* Begin EXERCISE INPUTS *

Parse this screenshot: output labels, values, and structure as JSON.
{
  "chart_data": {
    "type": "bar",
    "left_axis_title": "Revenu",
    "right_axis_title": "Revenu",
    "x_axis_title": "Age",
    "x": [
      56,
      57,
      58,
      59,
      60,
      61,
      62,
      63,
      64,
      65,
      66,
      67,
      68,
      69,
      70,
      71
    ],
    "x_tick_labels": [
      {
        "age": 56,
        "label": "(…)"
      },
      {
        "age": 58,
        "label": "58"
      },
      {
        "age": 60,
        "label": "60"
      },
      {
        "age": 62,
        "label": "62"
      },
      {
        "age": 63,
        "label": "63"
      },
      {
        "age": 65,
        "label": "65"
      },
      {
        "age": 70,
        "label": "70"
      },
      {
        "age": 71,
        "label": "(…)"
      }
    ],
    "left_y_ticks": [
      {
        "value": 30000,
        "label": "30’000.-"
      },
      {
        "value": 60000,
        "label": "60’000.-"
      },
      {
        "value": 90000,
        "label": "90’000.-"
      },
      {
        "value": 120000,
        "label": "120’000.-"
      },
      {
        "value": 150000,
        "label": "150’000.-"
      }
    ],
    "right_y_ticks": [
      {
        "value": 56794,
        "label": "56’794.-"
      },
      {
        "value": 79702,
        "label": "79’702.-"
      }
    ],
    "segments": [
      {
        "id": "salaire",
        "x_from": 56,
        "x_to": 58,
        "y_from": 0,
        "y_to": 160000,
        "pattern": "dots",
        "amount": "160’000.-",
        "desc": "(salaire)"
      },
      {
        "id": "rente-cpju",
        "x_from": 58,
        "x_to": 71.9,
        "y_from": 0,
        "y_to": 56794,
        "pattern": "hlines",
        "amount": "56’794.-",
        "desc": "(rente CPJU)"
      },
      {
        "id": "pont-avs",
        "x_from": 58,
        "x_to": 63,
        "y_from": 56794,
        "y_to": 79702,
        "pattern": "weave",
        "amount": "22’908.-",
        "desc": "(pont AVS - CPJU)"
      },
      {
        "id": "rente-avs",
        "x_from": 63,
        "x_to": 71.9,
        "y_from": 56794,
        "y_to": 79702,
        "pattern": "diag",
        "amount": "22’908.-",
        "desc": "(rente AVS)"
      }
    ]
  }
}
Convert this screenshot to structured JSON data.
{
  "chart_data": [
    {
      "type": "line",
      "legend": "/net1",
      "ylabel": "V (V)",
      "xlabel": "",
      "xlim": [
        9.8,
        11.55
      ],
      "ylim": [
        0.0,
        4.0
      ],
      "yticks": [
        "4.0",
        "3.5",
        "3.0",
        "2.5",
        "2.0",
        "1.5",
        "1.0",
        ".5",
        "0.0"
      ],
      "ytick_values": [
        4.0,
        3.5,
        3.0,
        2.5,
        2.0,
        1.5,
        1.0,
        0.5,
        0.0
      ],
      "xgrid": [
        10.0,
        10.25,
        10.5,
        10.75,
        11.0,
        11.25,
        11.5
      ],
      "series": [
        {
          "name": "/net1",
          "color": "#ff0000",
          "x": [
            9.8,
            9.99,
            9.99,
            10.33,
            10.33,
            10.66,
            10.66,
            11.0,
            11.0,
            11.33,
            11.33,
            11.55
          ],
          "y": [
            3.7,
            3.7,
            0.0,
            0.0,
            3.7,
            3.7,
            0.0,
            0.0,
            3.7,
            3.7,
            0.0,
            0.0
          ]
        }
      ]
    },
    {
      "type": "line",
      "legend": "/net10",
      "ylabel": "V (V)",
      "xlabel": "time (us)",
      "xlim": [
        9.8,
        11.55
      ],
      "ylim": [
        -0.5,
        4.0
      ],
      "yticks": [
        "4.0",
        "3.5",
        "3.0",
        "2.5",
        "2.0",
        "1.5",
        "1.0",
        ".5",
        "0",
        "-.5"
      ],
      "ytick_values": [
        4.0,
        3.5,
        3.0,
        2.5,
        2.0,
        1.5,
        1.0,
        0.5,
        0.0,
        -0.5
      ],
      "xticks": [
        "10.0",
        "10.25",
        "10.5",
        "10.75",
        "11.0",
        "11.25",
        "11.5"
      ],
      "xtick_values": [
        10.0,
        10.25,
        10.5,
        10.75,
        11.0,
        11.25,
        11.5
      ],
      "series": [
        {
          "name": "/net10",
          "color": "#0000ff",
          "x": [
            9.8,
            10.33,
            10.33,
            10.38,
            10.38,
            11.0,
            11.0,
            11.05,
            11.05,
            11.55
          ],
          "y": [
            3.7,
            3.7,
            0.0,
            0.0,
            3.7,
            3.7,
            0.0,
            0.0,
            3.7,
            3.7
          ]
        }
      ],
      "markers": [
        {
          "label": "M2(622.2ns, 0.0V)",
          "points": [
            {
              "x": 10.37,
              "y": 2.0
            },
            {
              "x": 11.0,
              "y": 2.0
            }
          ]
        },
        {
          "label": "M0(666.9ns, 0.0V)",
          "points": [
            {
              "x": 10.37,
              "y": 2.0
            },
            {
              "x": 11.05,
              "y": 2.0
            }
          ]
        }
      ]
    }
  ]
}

* End EXERCISE INPUTS *

Type out the full listing again, exactly as given.

## RIGHT ANSWER
Parse this screenshot: output labels, values, and structure as JSON.
{
  "chart_data": {
    "type": "bar",
    "left_axis_title": "Revenu",
    "right_axis_title": "Revenu",
    "x_axis_title": "Age",
    "x": [
      56,
      57,
      58,
      59,
      60,
      61,
      62,
      63,
      64,
      65,
      66,
      67,
      68,
      69,
      70,
      71
    ],
    "x_tick_labels": [
      {
        "age": 56,
        "label": "(…)"
      },
      {
        "age": 58,
        "label": "58"
      },
      {
        "age": 60,
        "label": "60"
      },
      {
        "age": 62,
        "label": "62"
      },
      {
        "age": 63,
        "label": "63"
      },
      {
        "age": 65,
        "label": "65"
      },
      {
        "age": 70,
        "label": "70"
      },
      {
        "age": 71,
        "label": "(…)"
      }
    ],
    "left_y_ticks": [
      {
        "value": 30000,
        "label": "30’000.-"
      },
      {
        "value": 60000,
        "label": "60’000.-"
      },
      {
        "value": 90000,
        "label": "90’000.-"
      },
      {
        "value": 120000,
        "label": "120’000.-"
      },
      {
        "value": 150000,
        "label": "150’000.-"
      }
    ],
    "right_y_ticks": [
      {
        "value": 56794,
        "label": "56’794.-"
      },
      {
        "value": 79702,
        "label": "79’702.-"
      }
    ],
    "segments": [
      {
        "id": "salaire",
        "x_from": 56,
        "x_to": 58,
        "y_from": 0,
        "y_to": 160000,
        "pattern": "dots",
        "amount": "160’000.-",
        "desc": "(salaire)"
      },
      {
        "id": "rente-cpju",
        "x_from": 58,
        "x_to": 71.9,
        "y_from": 0,
        "y_to": 56794,
        "pattern": "hlines",
        "amount": "56’794.-",
        "desc": "(rente CPJU)"
      },
      {
        "id": "pont-avs",
        "x_from": 58,
        "x_to": 63,
        "y_from": 56794,
        "y_to": 79702,
        "pattern": "weave",
        "amount": "22’908.-",
        "desc": "(pont AVS - CPJU)"
      },
      {
        "id": "rente-avs",
        "x_from": 63,
        "x_to": 71.9,
        "y_from": 56794,
        "y_to": 79702,
        "pattern": "diag",
        "amount": "22’908.-",
        "desc": "(rente AVS)"
      }
    ]
  }
}
Convert this screenshot to structured JSON data.
{
  "chart_data": [
    {
      "type": "line",
      "legend": "/net1",
      "ylabel": "V (V)",
      "xlabel": "",
      "xlim": [
        9.8,
        11.55
      ],
      "ylim": [
        0.0,
        4.0
      ],
      "yticks": [
        "4.0",
        "3.5",
        "3.0",
        "2.5",
        "2.0",
        "1.5",
        "1.0",
        ".5",
        "0.0"
      ],
      "ytick_values": [
        4.0,
        3.5,
        3.0,
        2.5,
        2.0,
        1.5,
        1.0,
        0.5,
        0.0
      ],
      "xgrid": [
        10.0,
        10.25,
        10.5,
        10.75,
        11.0,
        11.25,
        11.5
      ],
      "series": [
        {
          "name": "/net1",
          "color": "#ff0000",
          "x": [
            9.8,
            9.99,
            9.99,
            10.33,
            10.33,
            10.66,
            10.66,
            11.0,
            11.0,
            11.33,
            11.33,
            11.55
          ],
          "y": [
            3.7,
            3.7,
            0.0,
            0.0,
            3.7,
            3.7,
            0.0,
            0.0,
            3.7,
            3.7,
            0.0,
            0.0
          ]
        }
      ]
    },
    {
      "type": "line",
      "legend": "/net10",
      "ylabel": "V (V)",
      "xlabel": "time (us)",
      "xlim": [
        9.8,
        11.55
      ],
      "ylim": [
        -0.5,
        4.0
      ],
      "yticks": [
        "4.0",
        "3.5",
        "3.0",
        "2.5",
        "2.0",
        "1.5",
        "1.0",
        ".5",
        "0",
        "-.5"
      ],
      "ytick_values": [
        4.0,
        3.5,
        3.0,
        2.5,
        2.0,
        1.5,
        1.0,
        0.5,
        0.0,
        -0.5
      ],
      "xticks": [
        "10.0",
        "10.25",
        "10.5",
        "10.75",
        "11.0",
        "11.25",
        "11.5"
      ],
      "xtick_values": [
        10.0,
        10.25,
        10.5,
        10.75,
        11.0,
        11.25,
        11.5
      ],
      "series": [
        {
          "name": "/net10",
          "color": "#0000ff",
          "x": [
            9.8,
            10.33,
            10.33,
            10.38,
            10.38,
            11.0,
            11.0,
            11.05,
            11.05,
            11.55
          ],
          "y": [
            3.7,
            3.7,
            0.0,
            0.0,
            3.7,
            3.7,
            0.0,
            0.0,
            3.7,
            3.7
          ]
        }
      ],
      "markers": [
        {
          "label": "M2(622.2ns, 0.0V)",
          "points": [
            {
              "x": 10.37,
              "y": 2.0
            },
            {
              "x": 11.0,
              "y": 2.0
            }
          ]
        },
        {
          "label": "M0(666.9ns, 0.0V)",
          "points": [
            {
              "x": 10.37,
              "y": 2.0
            },
            {
              "x": 11.05,
              "y": 2.0
            }
          ]
        }
      ]
    }
  ]
}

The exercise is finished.